*Document segment:*
* Begin *
The Environmental Defense Fund and the Intertribal Agriculture Council are working on a three-year study with Native American ranchers that will track costs, loan terms and soil carbon improvements.

Farmer fixes fence

Thad Rose and his ranch, Rose Ranch, are part of the partnership with the Intertribal Agriculture Council to assess the impact of regenerative agriculture on Native farms and ranches in the Plains region of the U.S. Image courtesy of IAC.

Regenerative agriculture programs have become popular among the big consumer packaged food companies. Danone, General Mills, Organic Valley, PepsiCo, Walmart, Kering, Land O’ Lakes and many others are working within their farmer supply chains to finance, incentivize and understand the transition to regenerative agriculture practices. 

While regenerative ag might be a new buzzword in corporate America, many Native American communities have been using what is now considered regenerative agriculture practices for centuries. Some argue that these practices originated with Native American farming and ranching. But despite their pioneering efforts, the corporate-sponsored regenerative agriculture programs that pay farmers to incorporate these techniques haven’t always benefited Native communities as these programs usually work within a company’s own supply chain and with whatever farmers the company is used to working with.  

The Environmental Defense Fund (EDF) and the Intertribal Agriculture Council (IAC) are teaming up to bring this type of program to Native producers and to understand how the regenerative movement will be different on tribal farms. 

"Our aim at the end is being able to tell a story back to [Native] producers and identify if there are financing solutions that can make the transition to these practices easier and more profitable," said Vincent Gauthier, manager for climate smart agriculture at EDF. "Where can financing really help them be more profitable and make the investments they want to make in regenerative agriculture?" 

Understanding soil and financial concerns on Native American lands

The three-year pilot study will gather data from 14 Native ranchers and farmers in South Dakota, North Dakota, Nebraska and Montana as they implement regenerative practices such as rotational grazing, cover cropping, no tillage and reduced synthetic fertilizers. The program will collect a baseline soil carbon sample and measure soil carbon, yield, input costs, output revenue, cost of production and many other financial and agricultural data points over the three-year timeline. The study is looking to determine what costs are associated with making these types of investments and what are the exact improvements needed on the land.

According to Gauthier, the end goal is to understand the risks and benefits specific to Native land and then to be able to work with lending institutions and other finance providers to provide loans and other financial products, tailored to support Native producers during the transition.

On the agricultural data side, producers will be collecting soil samples and sending it to a laboratory to do the analysis.

But EDF and IAC are also working with the Minnesota State Farm Business Management Program to collect, benchmark, analyze and educate on the financial data they collect. The farmers will receive $4,000 a year to compensate them for collecting this data.

Credit is a daunting challenge for Native farmers and ranchers

Tomie Peterson, regenerative economies program director at IAC and a member of the Cheyenne River Sioux Tribe, already has a prediction of what EDF and IAC will find in the financial data for the Native producers in the program. 

"Access to long-term credit capital, like land loans, is sometimes difficult, and has been a continued issue that these producers have had to face," she said. "That’s what we're going to see when we look at the financial data."

According to Peterson, the reservations where Native farms and ranches are located are usually credit deserts. The areas lack financial institutions that will give out big loans for the costly agricultural upgrades the producers will need to buy the equipment to transition to regenerative agriculture.
* End *
*Goal 1:*
Lay out the listing entries between the lines holding "282, 582, 306]" and "602, 570, 617]", inclusive, as a Markdown table with the columns Row and Entry, leaving out blank lines.
The regenerative agriculture article and the listing come from unrelated sources.

*Provided records:*
* Begin *
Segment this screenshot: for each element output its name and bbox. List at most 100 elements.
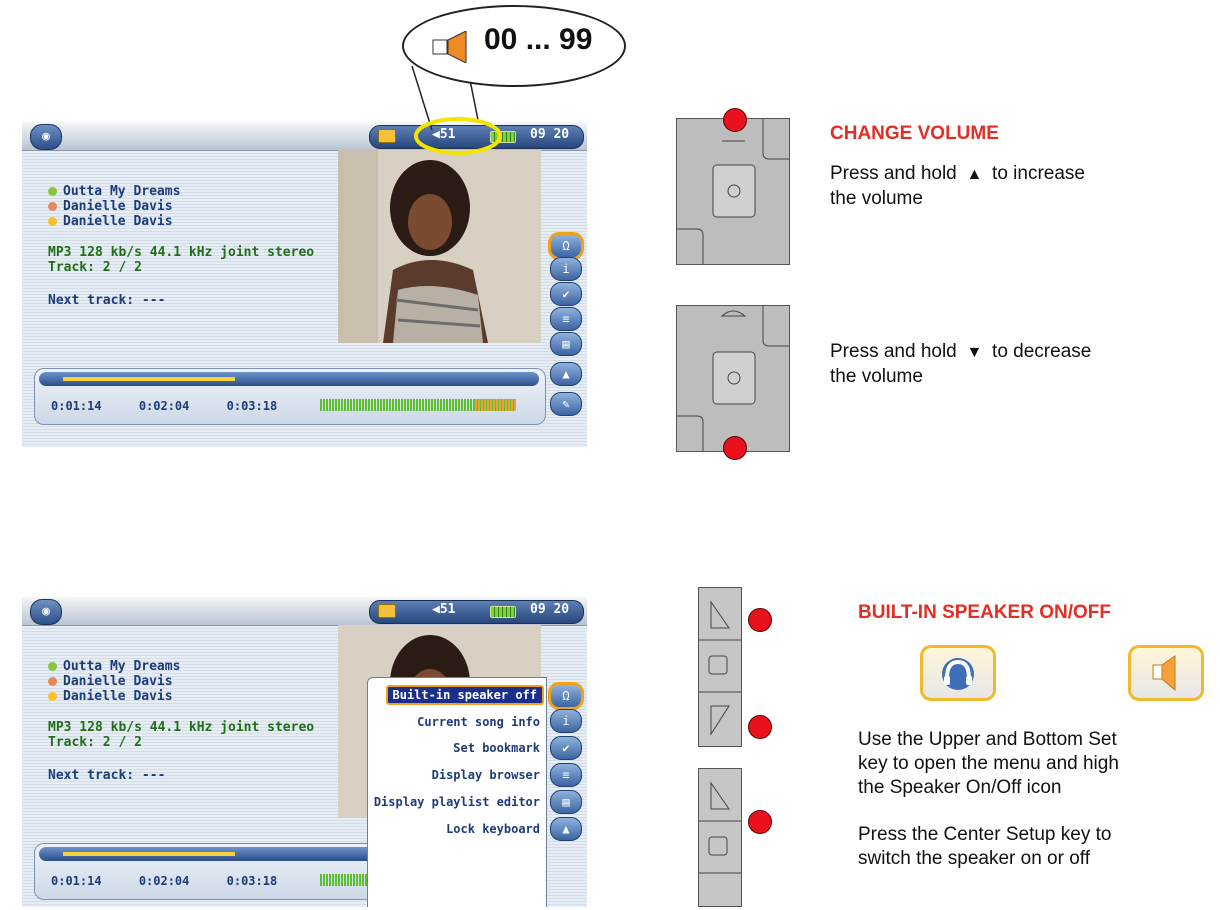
check-button[interactable]: ✔	[550, 282, 582, 306]
increase-line2: the volume	[830, 188, 923, 209]
speaker-icon	[1128, 645, 1204, 701]
headphones-button[interactable]: Ω	[548, 682, 584, 710]
volume-value: 51	[439, 127, 456, 142]
lock-button[interactable]: ▲	[550, 362, 582, 386]
song-title: Outta My Dreams	[63, 184, 181, 199]
album-name: Danielle Davis	[63, 689, 173, 704]
track-info: Track: 2 / 2	[48, 260, 142, 275]
check-button[interactable]: ✔	[550, 736, 582, 760]
clock: 09 20	[530, 602, 570, 617]
browser-button[interactable]: ≡	[550, 307, 582, 331]
lock-button[interactable]: ▲	[550, 817, 582, 841]
player-screen-volume: ◉ ◀51 09 20 Outta My Dreams Danielle Dav…	[22, 122, 587, 447]
menu-item-bookmark[interactable]: Set bookmark	[453, 741, 540, 755]
status-pill: ◀51 09 20	[369, 600, 584, 624]
setup-key-strip-1	[698, 587, 742, 747]
change-volume-heading: CHANGE VOLUME	[830, 123, 999, 144]
artist-icon	[48, 202, 57, 211]
menu-item-speaker-off[interactable]: Built-in speaker off	[385, 685, 544, 705]
keypad-up	[676, 118, 790, 265]
decrease-line1-end: to decrease	[992, 341, 1092, 362]
up-key-marker	[723, 108, 747, 132]
settings-button[interactable]: ✎	[550, 392, 582, 416]
speaker-instructions-1: Use the Upper and Bottom Set key to open…	[858, 728, 1119, 800]
battery-icon	[490, 606, 516, 618]
increase-volume-text: Press and hold ▲ to increase the volume	[830, 162, 1085, 211]
song-title: Outta My Dreams	[63, 659, 181, 674]
player-screen-menu: ◉ ◀51 09 20 Outta My Dreams Danielle Dav…	[22, 597, 587, 907]
battery-icon	[490, 131, 516, 143]
down-key-marker	[723, 436, 747, 460]
info-button[interactable]: i	[550, 257, 582, 281]
playback-panel: 0:01:14 0:02:04 0:03:18	[34, 368, 546, 425]
volume-value: 51	[439, 602, 456, 617]
next-track: Next track: ---	[48, 768, 166, 783]
increase-line1: Press and hold	[830, 163, 957, 184]
decrease-volume-text: Press and hold ▼ to decrease the volume	[830, 340, 1091, 389]
folder-icon[interactable]	[378, 604, 396, 618]
speaker-instructions-2: Press the Center Setup key to switch the…	[858, 823, 1111, 871]
album-art	[338, 150, 541, 343]
setup-key-strip-2	[698, 768, 742, 907]
folder-icon[interactable]	[378, 129, 396, 143]
menu-item-browser[interactable]: Display browser	[432, 768, 540, 782]
speaker-text-line3: the Speaker On/Off icon	[858, 777, 1062, 798]
format-info: MP3 128 kb/s 44.1 kHz joint stereo	[48, 720, 315, 735]
artist-name: Danielle Davis	[63, 199, 173, 214]
volume-indicator: ◀51	[432, 127, 456, 142]
status-pill: ◀51 09 20	[369, 125, 584, 149]
artist-name: Danielle Davis	[63, 674, 173, 689]
home-button[interactable]: ◉	[30, 124, 62, 150]
format-info: MP3 128 kb/s 44.1 kHz joint stereo	[48, 245, 315, 260]
speaker-text2-line2: switch the speaker on or off	[858, 848, 1090, 869]
context-menu: Built-in speaker off Current song info S…	[367, 677, 547, 907]
bottom-setup-key-marker	[748, 715, 772, 739]
album-name: Danielle Davis	[63, 214, 173, 229]
menu-item-song-info[interactable]: Current song info	[417, 715, 540, 729]
album-icon	[48, 692, 57, 701]
speaker-heading: BUILT-IN SPEAKER ON/OFF	[858, 602, 1111, 623]
volume-indicator: ◀51	[432, 602, 456, 617]
album-icon	[48, 217, 57, 226]
info-button[interactable]: i	[550, 709, 582, 733]
speaker-text2-line1: Press the Center Setup key to	[858, 824, 1112, 845]
playlist-button[interactable]: ▤	[550, 332, 582, 356]
down-arrow-icon: ▼	[962, 344, 987, 361]
decrease-line2: the volume	[830, 366, 923, 387]
headphones-icon	[920, 645, 996, 701]
playback-times: 0:01:14 0:02:04 0:03:18	[51, 399, 307, 413]
progress-fill	[63, 377, 235, 381]
progress-bar[interactable]	[39, 372, 539, 386]
level-meter-peak	[475, 399, 516, 411]
song-info: Outta My Dreams Danielle Davis Danielle …	[48, 659, 314, 783]
up-arrow-icon: ▲	[962, 166, 987, 183]
playlist-button[interactable]: ▤	[550, 790, 582, 814]
song-info: Outta My Dreams Danielle Davis Danielle …	[48, 184, 314, 308]
time-remaining: 0:02:04	[138, 399, 190, 413]
time-elapsed: 0:01:14	[51, 874, 102, 888]
time-elapsed: 0:01:14	[51, 399, 102, 413]
speaker-text-line2: key to open the menu and high	[858, 753, 1119, 774]
browser-button[interactable]: ≡	[550, 763, 582, 787]
artist-icon	[48, 677, 57, 686]
volume-range-label: 00 ... 99	[484, 23, 593, 56]
headphones-button[interactable]: Ω	[548, 232, 584, 260]
center-setup-key-marker	[748, 810, 772, 834]
time-remaining: 0:02:04	[138, 874, 190, 888]
progress-fill	[63, 852, 235, 856]
decrease-line1: Press and hold	[830, 341, 957, 362]
track-info: Track: 2 / 2	[48, 735, 142, 750]
time-total: 0:03:18	[226, 874, 278, 888]
upper-setup-key-marker	[748, 608, 772, 632]
menu-item-lock-keyboard[interactable]: Lock keyboard	[446, 822, 540, 836]
status-bar: ◉ ◀51 09 20	[22, 597, 587, 626]
time-total: 0:03:18	[226, 399, 278, 413]
speaker-text-line1: Use the Upper and Bottom Set	[858, 729, 1117, 750]
playback-times: 0:01:14 0:02:04 0:03:18	[51, 874, 307, 888]
increase-line1-end: to increase	[992, 163, 1085, 184]
note-icon	[48, 662, 57, 671]
home-button[interactable]: ◉	[30, 599, 62, 625]
status-bar: ◉ ◀51 09 20	[22, 122, 587, 151]
clock: 09 20	[530, 127, 570, 142]
menu-item-playlist-editor[interactable]: Display playlist editor	[374, 795, 540, 809]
* End *
*Goal 2:*
Answer these questions from the regenerative agriculture article.
(a) How many Native ranchers and farmers will the pilot study gather data from?
(b) How much will the farmers receive each year for collecting the data?
(c) Of which tribe is Tomie Peterson a member?

*Right answer 1:*
| Row | Entry |
|---|---|
| 1 | check-button[interactable]: ✔	[550, 282, 582, 306] |
| 2 | increase-line2: the volume	[830, 188, 923, 209] |
| 3 | speaker-icon	[1128, 645, 1204, 701] |
| 4 | headphones-button[interactable]: Ω	[548, 682, 584, 710] |
| 5 | volume-value: 51	[439, 127, 456, 142] |
| 6 | lock-button[interactable]: ▲	[550, 362, 582, 386] |
| 7 | song-title: Outta My Dreams	[63, 184, 181, 199] |
| 8 | album-name: Danielle Davis	[63, 689, 173, 704] |
| 9 | track-info: Track: 2 / 2	[48, 260, 142, 275] |
| 10 | check-button[interactable]: ✔	[550, 736, 582, 760] |
| 11 | clock: 09 20	[530, 602, 570, 617] |

*Right answer 2:*
(a) 14
(b) $4,000 a year
(c) The Cheyenne River Sioux Tribe